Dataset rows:
——
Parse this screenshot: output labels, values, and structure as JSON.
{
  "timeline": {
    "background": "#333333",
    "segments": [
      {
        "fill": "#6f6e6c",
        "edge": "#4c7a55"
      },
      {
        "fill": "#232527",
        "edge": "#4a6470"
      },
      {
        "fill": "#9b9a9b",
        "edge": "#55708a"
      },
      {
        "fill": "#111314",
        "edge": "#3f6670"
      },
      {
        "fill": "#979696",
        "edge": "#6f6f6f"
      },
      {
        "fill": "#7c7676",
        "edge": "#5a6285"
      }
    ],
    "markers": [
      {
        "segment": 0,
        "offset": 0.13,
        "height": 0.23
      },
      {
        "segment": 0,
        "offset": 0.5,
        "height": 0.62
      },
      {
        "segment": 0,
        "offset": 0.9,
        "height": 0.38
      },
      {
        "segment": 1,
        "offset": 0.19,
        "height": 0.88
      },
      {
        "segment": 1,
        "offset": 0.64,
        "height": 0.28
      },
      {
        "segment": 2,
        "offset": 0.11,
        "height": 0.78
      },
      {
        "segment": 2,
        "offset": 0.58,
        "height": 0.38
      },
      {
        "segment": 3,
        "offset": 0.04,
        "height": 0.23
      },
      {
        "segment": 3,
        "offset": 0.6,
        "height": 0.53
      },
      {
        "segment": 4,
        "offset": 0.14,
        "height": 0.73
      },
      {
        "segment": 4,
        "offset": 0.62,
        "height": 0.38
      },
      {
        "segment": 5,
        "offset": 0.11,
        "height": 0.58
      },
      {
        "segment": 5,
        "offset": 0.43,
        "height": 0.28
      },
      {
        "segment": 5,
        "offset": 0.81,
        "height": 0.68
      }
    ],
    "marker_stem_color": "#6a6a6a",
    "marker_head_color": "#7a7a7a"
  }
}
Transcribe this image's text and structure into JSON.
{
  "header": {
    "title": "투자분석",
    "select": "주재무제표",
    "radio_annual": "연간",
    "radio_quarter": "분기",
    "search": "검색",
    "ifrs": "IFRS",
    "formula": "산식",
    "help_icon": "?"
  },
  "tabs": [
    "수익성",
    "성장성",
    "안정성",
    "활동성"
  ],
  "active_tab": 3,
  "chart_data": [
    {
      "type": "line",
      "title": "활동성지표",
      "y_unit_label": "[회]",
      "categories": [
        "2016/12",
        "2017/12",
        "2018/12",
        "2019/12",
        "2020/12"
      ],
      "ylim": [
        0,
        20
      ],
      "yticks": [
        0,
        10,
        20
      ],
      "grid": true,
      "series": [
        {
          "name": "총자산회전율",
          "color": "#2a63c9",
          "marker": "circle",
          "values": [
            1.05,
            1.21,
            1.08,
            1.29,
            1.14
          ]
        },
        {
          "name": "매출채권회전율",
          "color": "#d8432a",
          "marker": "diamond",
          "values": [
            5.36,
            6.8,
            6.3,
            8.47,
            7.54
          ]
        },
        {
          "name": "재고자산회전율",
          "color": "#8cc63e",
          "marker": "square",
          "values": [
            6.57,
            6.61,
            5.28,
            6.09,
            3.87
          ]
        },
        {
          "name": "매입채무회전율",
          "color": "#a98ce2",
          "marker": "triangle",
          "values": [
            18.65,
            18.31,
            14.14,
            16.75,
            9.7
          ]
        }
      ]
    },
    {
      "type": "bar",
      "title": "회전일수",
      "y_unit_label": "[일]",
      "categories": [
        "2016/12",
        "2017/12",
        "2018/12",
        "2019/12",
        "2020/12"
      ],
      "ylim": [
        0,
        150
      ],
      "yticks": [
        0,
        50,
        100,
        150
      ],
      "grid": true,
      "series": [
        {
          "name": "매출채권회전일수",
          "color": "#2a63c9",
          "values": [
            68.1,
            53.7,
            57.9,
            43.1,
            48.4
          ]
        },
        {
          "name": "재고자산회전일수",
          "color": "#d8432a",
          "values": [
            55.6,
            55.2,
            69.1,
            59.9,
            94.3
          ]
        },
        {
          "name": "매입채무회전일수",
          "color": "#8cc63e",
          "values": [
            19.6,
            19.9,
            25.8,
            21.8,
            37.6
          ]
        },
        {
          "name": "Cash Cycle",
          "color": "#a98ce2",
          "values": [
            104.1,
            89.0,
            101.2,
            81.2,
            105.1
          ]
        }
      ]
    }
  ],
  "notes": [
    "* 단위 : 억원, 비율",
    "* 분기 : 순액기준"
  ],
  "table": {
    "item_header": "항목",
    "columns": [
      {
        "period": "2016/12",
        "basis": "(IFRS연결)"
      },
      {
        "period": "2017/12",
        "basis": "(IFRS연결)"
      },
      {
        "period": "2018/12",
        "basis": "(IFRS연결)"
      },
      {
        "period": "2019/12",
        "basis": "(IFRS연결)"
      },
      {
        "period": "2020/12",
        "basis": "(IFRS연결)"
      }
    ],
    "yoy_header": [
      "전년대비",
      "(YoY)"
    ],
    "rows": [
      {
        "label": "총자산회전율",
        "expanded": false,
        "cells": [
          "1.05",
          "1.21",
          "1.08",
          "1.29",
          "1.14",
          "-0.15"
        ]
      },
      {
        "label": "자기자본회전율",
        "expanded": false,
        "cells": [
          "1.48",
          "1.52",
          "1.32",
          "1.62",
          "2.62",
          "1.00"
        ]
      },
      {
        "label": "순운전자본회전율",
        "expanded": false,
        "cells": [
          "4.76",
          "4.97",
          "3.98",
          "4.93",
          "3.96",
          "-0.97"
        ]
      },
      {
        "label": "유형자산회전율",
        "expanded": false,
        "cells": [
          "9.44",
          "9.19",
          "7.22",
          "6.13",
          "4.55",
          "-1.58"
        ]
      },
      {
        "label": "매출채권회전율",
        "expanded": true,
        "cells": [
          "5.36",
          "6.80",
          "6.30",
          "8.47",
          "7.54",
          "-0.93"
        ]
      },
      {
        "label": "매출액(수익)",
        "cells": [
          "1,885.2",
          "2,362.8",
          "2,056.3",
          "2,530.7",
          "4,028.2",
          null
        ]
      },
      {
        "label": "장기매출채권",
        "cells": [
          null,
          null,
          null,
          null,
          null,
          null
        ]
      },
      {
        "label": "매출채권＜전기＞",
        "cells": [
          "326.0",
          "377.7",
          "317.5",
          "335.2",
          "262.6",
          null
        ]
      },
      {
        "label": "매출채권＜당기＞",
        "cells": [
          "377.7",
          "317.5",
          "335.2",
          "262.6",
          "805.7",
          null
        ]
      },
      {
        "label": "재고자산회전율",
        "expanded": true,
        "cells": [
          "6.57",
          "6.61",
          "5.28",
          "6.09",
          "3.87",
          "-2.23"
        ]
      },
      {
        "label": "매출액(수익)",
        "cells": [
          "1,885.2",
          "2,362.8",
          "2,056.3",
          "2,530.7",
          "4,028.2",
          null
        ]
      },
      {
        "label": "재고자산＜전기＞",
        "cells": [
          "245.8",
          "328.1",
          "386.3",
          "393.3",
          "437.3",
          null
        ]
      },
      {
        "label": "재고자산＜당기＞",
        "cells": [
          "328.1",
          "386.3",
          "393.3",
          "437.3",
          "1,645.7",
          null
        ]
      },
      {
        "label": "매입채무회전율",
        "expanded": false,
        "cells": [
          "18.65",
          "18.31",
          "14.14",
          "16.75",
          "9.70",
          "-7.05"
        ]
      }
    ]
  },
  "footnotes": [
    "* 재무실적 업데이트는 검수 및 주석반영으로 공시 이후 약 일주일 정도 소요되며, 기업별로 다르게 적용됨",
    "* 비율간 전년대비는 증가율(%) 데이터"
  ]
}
——
Produce an exact copy of the whole listing.

THE ANSWER:
Parse this screenshot: output labels, values, and structure as JSON.
{
  "timeline": {
    "background": "#333333",
    "segments": [
      {
        "fill": "#6f6e6c",
        "edge": "#4c7a55"
      },
      {
        "fill": "#232527",
        "edge": "#4a6470"
      },
      {
        "fill": "#9b9a9b",
        "edge": "#55708a"
      },
      {
        "fill": "#111314",
        "edge": "#3f6670"
      },
      {
        "fill": "#979696",
        "edge": "#6f6f6f"
      },
      {
        "fill": "#7c7676",
        "edge": "#5a6285"
      }
    ],
    "markers": [
      {
        "segment": 0,
        "offset": 0.13,
        "height": 0.23
      },
      {
        "segment": 0,
        "offset": 0.5,
        "height": 0.62
      },
      {
        "segment": 0,
        "offset": 0.9,
        "height": 0.38
      },
      {
        "segment": 1,
        "offset": 0.19,
        "height": 0.88
      },
      {
        "segment": 1,
        "offset": 0.64,
        "height": 0.28
      },
      {
        "segment": 2,
        "offset": 0.11,
        "height": 0.78
      },
      {
        "segment": 2,
        "offset": 0.58,
        "height": 0.38
      },
      {
        "segment": 3,
        "offset": 0.04,
        "height": 0.23
      },
      {
        "segment": 3,
        "offset": 0.6,
        "height": 0.53
      },
      {
        "segment": 4,
        "offset": 0.14,
        "height": 0.73
      },
      {
        "segment": 4,
        "offset": 0.62,
        "height": 0.38
      },
      {
        "segment": 5,
        "offset": 0.11,
        "height": 0.58
      },
      {
        "segment": 5,
        "offset": 0.43,
        "height": 0.28
      },
      {
        "segment": 5,
        "offset": 0.81,
        "height": 0.68
      }
    ],
    "marker_stem_color": "#6a6a6a",
    "marker_head_color": "#7a7a7a"
  }
}
Transcribe this image's text and structure into JSON.
{
  "header": {
    "title": "투자분석",
    "select": "주재무제표",
    "radio_annual": "연간",
    "radio_quarter": "분기",
    "search": "검색",
    "ifrs": "IFRS",
    "formula": "산식",
    "help_icon": "?"
  },
  "tabs": [
    "수익성",
    "성장성",
    "안정성",
    "활동성"
  ],
  "active_tab": 3,
  "chart_data": [
    {
      "type": "line",
      "title": "활동성지표",
      "y_unit_label": "[회]",
      "categories": [
        "2016/12",
        "2017/12",
        "2018/12",
        "2019/12",
        "2020/12"
      ],
      "ylim": [
        0,
        20
      ],
      "yticks": [
        0,
        10,
        20
      ],
      "grid": true,
      "series": [
        {
          "name": "총자산회전율",
          "color": "#2a63c9",
          "marker": "circle",
          "values": [
            1.05,
            1.21,
            1.08,
            1.29,
            1.14
          ]
        },
        {
          "name": "매출채권회전율",
          "color": "#d8432a",
          "marker": "diamond",
          "values": [
            5.36,
            6.8,
            6.3,
            8.47,
            7.54
          ]
        },
        {
          "name": "재고자산회전율",
          "color": "#8cc63e",
          "marker": "square",
          "values": [
            6.57,
            6.61,
            5.28,
            6.09,
            3.87
          ]
        },
        {
          "name": "매입채무회전율",
          "color": "#a98ce2",
          "marker": "triangle",
          "values": [
            18.65,
            18.31,
            14.14,
            16.75,
            9.7
          ]
        }
      ]
    },
    {
      "type": "bar",
      "title": "회전일수",
      "y_unit_label": "[일]",
      "categories": [
        "2016/12",
        "2017/12",
        "2018/12",
        "2019/12",
        "2020/12"
      ],
      "ylim": [
        0,
        150
      ],
      "yticks": [
        0,
        50,
        100,
        150
      ],
      "grid": true,
      "series": [
        {
          "name": "매출채권회전일수",
          "color": "#2a63c9",
          "values": [
            68.1,
            53.7,
            57.9,
            43.1,
            48.4
          ]
        },
        {
          "name": "재고자산회전일수",
          "color": "#d8432a",
          "values": [
            55.6,
            55.2,
            69.1,
            59.9,
            94.3
          ]
        },
        {
          "name": "매입채무회전일수",
          "color": "#8cc63e",
          "values": [
            19.6,
            19.9,
            25.8,
            21.8,
            37.6
          ]
        },
        {
          "name": "Cash Cycle",
          "color": "#a98ce2",
          "values": [
            104.1,
            89.0,
            101.2,
            81.2,
            105.1
          ]
        }
      ]
    }
  ],
  "notes": [
    "* 단위 : 억원, 비율",
    "* 분기 : 순액기준"
  ],
  "table": {
    "item_header": "항목",
    "columns": [
      {
        "period": "2016/12",
        "basis": "(IFRS연결)"
      },
      {
        "period": "2017/12",
        "basis": "(IFRS연결)"
      },
      {
        "period": "2018/12",
        "basis": "(IFRS연결)"
      },
      {
        "period": "2019/12",
        "basis": "(IFRS연결)"
      },
      {
        "period": "2020/12",
        "basis": "(IFRS연결)"
      }
    ],
    "yoy_header": [
      "전년대비",
      "(YoY)"
    ],
    "rows": [
      {
        "label": "총자산회전율",
        "expanded": false,
        "cells": [
          "1.05",
          "1.21",
          "1.08",
          "1.29",
          "1.14",
          "-0.15"
        ]
      },
      {
        "label": "자기자본회전율",
        "expanded": false,
        "cells": [
          "1.48",
          "1.52",
          "1.32",
          "1.62",
          "2.62",
          "1.00"
        ]
      },
      {
        "label": "순운전자본회전율",
        "expanded": false,
        "cells": [
          "4.76",
          "4.97",
          "3.98",
          "4.93",
          "3.96",
          "-0.97"
        ]
      },
      {
        "label": "유형자산회전율",
        "expanded": false,
        "cells": [
          "9.44",
          "9.19",
          "7.22",
          "6.13",
          "4.55",
          "-1.58"
        ]
      },
      {
        "label": "매출채권회전율",
        "expanded": true,
        "cells": [
          "5.36",
          "6.80",
          "6.30",
          "8.47",
          "7.54",
          "-0.93"
        ]
      },
      {
        "label": "매출액(수익)",
        "cells": [
          "1,885.2",
          "2,362.8",
          "2,056.3",
          "2,530.7",
          "4,028.2",
          null
        ]
      },
      {
        "label": "장기매출채권",
        "cells": [
          null,
          null,
          null,
          null,
          null,
          null
        ]
      },
      {
        "label": "매출채권＜전기＞",
        "cells": [
          "326.0",
          "377.7",
          "317.5",
          "335.2",
          "262.6",
          null
        ]
      },
      {
        "label": "매출채권＜당기＞",
        "cells": [
          "377.7",
          "317.5",
          "335.2",
          "262.6",
          "805.7",
          null
        ]
      },
      {
        "label": "재고자산회전율",
        "expanded": true,
        "cells": [
          "6.57",
          "6.61",
          "5.28",
          "6.09",
          "3.87",
          "-2.23"
        ]
      },
      {
        "label": "매출액(수익)",
        "cells": [
          "1,885.2",
          "2,362.8",
          "2,056.3",
          "2,530.7",
          "4,028.2",
          null
        ]
      },
      {
        "label": "재고자산＜전기＞",
        "cells": [
          "245.8",
          "328.1",
          "386.3",
          "393.3",
          "437.3",
          null
        ]
      },
      {
        "label": "재고자산＜당기＞",
        "cells": [
          "328.1",
          "386.3",
          "393.3",
          "437.3",
          "1,645.7",
          null
        ]
      },
      {
        "label": "매입채무회전율",
        "expanded": false,
        "cells": [
          "18.65",
          "18.31",
          "14.14",
          "16.75",
          "9.70",
          "-7.05"
        ]
      }
    ]
  },
  "footnotes": [
    "* 재무실적 업데이트는 검수 및 주석반영으로 공시 이후 약 일주일 정도 소요되며, 기업별로 다르게 적용됨",
    "* 비율간 전년대비는 증가율(%) 데이터"
  ]
}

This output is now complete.